• EXERCISE DIRECTIONS:
All lines in which the word "right" occurs are to be extracted.
** start of RECORD EXTRACTS **
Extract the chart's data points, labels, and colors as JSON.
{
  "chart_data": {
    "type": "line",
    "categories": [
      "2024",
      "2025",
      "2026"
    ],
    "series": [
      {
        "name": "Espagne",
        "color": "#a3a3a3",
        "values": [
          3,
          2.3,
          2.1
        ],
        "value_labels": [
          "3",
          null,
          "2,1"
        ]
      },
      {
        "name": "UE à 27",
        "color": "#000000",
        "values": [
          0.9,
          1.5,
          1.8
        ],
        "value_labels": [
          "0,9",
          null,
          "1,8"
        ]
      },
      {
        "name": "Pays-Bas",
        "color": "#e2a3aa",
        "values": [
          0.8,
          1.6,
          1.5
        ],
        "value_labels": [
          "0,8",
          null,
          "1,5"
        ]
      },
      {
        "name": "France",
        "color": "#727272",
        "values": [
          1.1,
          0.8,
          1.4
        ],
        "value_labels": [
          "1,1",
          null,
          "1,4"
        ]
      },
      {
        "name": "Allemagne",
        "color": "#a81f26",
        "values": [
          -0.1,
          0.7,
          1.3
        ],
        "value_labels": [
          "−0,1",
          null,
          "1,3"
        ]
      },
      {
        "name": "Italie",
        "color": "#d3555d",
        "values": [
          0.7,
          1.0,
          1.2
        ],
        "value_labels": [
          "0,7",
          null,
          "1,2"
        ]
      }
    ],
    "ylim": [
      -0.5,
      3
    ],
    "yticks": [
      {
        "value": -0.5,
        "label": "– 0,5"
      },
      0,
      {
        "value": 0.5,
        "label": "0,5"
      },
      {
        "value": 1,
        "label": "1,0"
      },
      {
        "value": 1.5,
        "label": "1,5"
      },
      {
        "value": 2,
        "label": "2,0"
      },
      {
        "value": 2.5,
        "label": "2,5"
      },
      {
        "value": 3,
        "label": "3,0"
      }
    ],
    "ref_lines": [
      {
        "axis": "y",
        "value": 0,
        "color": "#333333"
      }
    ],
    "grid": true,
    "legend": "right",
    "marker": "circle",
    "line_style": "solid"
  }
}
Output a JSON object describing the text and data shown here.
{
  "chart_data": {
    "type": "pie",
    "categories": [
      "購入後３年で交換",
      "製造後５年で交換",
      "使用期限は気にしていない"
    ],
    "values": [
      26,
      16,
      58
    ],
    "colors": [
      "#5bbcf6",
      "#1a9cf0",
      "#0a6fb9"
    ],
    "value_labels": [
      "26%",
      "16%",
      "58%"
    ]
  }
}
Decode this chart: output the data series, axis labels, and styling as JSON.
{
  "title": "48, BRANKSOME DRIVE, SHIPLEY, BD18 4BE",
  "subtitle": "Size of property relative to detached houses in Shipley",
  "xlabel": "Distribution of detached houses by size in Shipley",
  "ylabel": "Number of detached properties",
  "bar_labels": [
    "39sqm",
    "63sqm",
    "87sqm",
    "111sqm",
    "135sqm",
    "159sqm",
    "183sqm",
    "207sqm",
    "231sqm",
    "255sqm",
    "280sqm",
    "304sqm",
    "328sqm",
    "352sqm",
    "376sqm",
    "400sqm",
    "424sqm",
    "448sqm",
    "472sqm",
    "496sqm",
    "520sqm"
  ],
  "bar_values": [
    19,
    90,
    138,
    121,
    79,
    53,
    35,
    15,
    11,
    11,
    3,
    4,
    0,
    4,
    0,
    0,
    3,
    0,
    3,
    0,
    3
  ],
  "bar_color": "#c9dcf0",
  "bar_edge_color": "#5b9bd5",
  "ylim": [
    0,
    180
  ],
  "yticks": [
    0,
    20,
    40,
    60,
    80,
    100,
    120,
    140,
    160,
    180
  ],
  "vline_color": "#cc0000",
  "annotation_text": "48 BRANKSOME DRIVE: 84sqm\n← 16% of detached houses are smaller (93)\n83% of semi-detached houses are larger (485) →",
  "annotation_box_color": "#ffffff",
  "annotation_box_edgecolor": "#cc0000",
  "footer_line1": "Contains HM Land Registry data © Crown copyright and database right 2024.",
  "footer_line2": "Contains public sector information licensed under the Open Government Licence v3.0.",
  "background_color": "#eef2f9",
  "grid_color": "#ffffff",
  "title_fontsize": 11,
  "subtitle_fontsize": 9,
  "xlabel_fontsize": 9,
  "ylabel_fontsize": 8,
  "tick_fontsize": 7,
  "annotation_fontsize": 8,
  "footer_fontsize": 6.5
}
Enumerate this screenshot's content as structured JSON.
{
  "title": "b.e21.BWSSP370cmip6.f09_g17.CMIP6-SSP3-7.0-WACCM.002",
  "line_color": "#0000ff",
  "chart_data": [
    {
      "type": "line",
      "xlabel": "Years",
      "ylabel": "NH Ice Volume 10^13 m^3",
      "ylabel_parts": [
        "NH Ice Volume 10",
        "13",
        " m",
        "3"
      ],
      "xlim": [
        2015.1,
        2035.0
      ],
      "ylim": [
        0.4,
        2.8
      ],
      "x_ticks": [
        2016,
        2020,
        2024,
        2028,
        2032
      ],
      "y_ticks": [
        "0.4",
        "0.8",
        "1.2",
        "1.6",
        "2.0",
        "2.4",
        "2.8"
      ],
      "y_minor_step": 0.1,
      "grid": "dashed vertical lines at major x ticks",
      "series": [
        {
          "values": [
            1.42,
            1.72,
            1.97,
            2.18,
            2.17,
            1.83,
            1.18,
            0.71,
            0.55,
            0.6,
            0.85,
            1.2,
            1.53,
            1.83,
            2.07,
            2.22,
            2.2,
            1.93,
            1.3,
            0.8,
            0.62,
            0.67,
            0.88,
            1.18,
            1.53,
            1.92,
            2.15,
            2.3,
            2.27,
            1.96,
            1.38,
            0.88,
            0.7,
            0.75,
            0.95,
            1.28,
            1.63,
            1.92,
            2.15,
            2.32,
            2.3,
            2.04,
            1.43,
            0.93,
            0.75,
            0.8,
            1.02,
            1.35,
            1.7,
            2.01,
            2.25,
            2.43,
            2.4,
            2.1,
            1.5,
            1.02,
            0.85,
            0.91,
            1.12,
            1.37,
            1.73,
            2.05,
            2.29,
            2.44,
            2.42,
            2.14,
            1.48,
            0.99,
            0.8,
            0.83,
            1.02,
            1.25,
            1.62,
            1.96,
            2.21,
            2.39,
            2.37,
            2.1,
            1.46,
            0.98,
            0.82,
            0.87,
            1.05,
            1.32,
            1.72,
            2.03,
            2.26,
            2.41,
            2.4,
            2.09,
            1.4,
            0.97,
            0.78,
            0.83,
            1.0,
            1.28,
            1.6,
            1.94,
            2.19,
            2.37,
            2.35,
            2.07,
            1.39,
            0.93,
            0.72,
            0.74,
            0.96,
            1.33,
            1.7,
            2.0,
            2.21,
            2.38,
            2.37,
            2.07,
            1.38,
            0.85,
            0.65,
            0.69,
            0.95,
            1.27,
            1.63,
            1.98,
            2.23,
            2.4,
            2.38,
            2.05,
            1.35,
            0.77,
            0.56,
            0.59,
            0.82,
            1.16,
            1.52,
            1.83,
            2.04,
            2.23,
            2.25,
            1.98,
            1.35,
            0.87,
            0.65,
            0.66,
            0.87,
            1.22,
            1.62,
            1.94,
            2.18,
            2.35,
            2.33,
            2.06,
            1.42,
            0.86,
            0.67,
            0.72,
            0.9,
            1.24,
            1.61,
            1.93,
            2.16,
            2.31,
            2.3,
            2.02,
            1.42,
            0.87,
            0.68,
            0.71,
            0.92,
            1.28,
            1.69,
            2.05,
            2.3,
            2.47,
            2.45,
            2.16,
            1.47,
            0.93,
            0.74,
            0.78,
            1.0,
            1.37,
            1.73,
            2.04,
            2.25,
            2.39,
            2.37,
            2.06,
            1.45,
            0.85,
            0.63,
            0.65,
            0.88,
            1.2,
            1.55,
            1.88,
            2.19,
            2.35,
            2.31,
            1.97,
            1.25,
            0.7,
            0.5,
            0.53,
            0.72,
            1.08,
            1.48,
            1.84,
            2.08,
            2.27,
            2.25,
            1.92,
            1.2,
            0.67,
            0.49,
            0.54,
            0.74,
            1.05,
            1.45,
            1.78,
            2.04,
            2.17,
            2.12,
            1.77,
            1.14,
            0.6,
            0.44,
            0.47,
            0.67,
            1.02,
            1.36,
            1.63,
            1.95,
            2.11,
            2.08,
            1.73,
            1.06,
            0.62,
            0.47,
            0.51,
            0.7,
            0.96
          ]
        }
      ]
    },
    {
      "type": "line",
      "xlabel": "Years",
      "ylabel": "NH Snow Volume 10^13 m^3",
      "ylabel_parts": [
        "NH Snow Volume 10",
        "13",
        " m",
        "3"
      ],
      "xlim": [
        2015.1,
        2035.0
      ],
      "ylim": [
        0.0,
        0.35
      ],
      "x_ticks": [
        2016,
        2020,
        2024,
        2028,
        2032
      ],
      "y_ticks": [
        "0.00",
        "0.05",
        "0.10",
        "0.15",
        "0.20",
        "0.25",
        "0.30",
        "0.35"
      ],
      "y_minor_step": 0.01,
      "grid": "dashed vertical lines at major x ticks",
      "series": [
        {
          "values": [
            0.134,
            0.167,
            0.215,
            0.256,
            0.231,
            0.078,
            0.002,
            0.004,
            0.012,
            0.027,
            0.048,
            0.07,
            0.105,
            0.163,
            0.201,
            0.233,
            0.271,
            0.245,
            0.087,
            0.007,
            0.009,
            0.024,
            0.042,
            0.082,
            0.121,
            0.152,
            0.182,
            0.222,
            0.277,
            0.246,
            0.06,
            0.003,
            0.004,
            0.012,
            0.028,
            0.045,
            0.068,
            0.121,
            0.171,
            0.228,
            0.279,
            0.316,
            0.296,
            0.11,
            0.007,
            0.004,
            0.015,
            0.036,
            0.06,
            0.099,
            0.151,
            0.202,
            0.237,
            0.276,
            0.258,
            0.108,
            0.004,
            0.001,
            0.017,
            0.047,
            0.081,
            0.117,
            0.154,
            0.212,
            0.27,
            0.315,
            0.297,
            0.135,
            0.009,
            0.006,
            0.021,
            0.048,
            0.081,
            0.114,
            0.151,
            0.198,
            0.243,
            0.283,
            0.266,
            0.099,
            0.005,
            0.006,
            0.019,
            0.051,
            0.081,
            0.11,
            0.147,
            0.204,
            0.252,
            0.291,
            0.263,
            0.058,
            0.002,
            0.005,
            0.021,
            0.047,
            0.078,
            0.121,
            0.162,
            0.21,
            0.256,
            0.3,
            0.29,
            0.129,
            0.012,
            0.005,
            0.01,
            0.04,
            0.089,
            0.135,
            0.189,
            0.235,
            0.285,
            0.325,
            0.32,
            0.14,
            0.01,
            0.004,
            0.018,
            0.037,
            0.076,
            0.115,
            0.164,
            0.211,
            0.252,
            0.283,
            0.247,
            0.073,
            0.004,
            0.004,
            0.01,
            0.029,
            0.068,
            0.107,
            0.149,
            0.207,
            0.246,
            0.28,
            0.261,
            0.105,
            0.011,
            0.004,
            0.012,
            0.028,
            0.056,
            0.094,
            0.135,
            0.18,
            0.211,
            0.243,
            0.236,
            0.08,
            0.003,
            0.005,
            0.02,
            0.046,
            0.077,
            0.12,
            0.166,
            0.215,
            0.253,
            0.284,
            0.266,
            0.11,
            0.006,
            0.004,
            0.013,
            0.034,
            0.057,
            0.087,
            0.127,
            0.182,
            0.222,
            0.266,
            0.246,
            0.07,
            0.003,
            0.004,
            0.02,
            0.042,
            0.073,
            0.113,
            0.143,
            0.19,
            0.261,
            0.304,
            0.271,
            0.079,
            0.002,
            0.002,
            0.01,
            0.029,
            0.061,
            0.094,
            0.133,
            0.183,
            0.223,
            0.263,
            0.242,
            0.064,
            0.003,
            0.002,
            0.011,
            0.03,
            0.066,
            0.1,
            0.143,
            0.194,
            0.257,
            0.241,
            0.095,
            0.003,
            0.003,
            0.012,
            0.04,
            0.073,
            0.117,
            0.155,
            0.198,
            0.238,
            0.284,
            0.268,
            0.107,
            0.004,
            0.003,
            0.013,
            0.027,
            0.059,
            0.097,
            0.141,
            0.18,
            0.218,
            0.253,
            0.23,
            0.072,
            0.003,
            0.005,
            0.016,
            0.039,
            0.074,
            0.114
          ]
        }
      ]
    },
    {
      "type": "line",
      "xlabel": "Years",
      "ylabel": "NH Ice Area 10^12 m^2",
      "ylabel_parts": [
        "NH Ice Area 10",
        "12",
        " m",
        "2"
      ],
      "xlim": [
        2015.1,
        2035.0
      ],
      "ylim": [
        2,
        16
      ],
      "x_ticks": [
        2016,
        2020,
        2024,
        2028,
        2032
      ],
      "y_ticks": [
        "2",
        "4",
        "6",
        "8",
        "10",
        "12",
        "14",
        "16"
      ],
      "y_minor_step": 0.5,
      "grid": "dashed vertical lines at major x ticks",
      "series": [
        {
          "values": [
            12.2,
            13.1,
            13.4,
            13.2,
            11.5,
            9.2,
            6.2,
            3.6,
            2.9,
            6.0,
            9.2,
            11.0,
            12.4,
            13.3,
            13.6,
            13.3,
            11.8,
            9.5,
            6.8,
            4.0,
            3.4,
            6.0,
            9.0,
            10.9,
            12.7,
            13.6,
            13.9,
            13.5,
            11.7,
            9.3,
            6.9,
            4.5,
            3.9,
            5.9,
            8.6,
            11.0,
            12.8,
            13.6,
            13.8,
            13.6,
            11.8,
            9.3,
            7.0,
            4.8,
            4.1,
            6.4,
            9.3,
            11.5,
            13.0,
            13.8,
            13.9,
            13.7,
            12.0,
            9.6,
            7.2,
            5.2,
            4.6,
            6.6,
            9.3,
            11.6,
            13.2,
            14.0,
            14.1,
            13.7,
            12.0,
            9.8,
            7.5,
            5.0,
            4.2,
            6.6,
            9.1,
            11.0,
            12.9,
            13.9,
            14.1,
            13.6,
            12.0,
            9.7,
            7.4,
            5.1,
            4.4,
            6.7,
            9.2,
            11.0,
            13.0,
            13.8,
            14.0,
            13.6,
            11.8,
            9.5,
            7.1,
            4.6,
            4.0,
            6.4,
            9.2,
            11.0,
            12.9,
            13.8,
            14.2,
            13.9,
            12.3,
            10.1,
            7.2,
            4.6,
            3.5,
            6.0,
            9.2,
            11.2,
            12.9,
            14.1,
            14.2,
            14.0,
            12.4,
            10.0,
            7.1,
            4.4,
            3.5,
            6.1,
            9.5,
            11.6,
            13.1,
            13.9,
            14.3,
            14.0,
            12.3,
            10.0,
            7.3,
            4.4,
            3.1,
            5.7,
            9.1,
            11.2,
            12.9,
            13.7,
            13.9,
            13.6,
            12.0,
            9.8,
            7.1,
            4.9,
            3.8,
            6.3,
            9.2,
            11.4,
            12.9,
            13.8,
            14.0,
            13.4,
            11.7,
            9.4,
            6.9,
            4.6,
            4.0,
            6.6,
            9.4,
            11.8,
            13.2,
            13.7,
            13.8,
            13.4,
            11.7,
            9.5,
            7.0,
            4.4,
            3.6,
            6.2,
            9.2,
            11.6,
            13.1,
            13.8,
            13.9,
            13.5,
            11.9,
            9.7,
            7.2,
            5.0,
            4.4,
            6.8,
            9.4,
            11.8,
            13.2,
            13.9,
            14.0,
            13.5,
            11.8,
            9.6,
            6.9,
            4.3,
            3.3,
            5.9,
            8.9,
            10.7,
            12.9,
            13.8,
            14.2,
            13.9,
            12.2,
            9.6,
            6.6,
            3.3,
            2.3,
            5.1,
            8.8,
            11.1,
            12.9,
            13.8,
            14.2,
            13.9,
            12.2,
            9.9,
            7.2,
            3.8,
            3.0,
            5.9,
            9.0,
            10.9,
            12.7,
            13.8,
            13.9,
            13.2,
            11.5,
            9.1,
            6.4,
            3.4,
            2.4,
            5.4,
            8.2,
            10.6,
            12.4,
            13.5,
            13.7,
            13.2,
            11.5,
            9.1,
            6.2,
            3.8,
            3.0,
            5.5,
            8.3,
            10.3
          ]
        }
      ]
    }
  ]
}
** end of RECORD EXTRACTS **
• IN RESPONSE:
    "legend": "right",
  "footer_line1": "Contains HM Land Registry data © Crown copyright and database right 2024.",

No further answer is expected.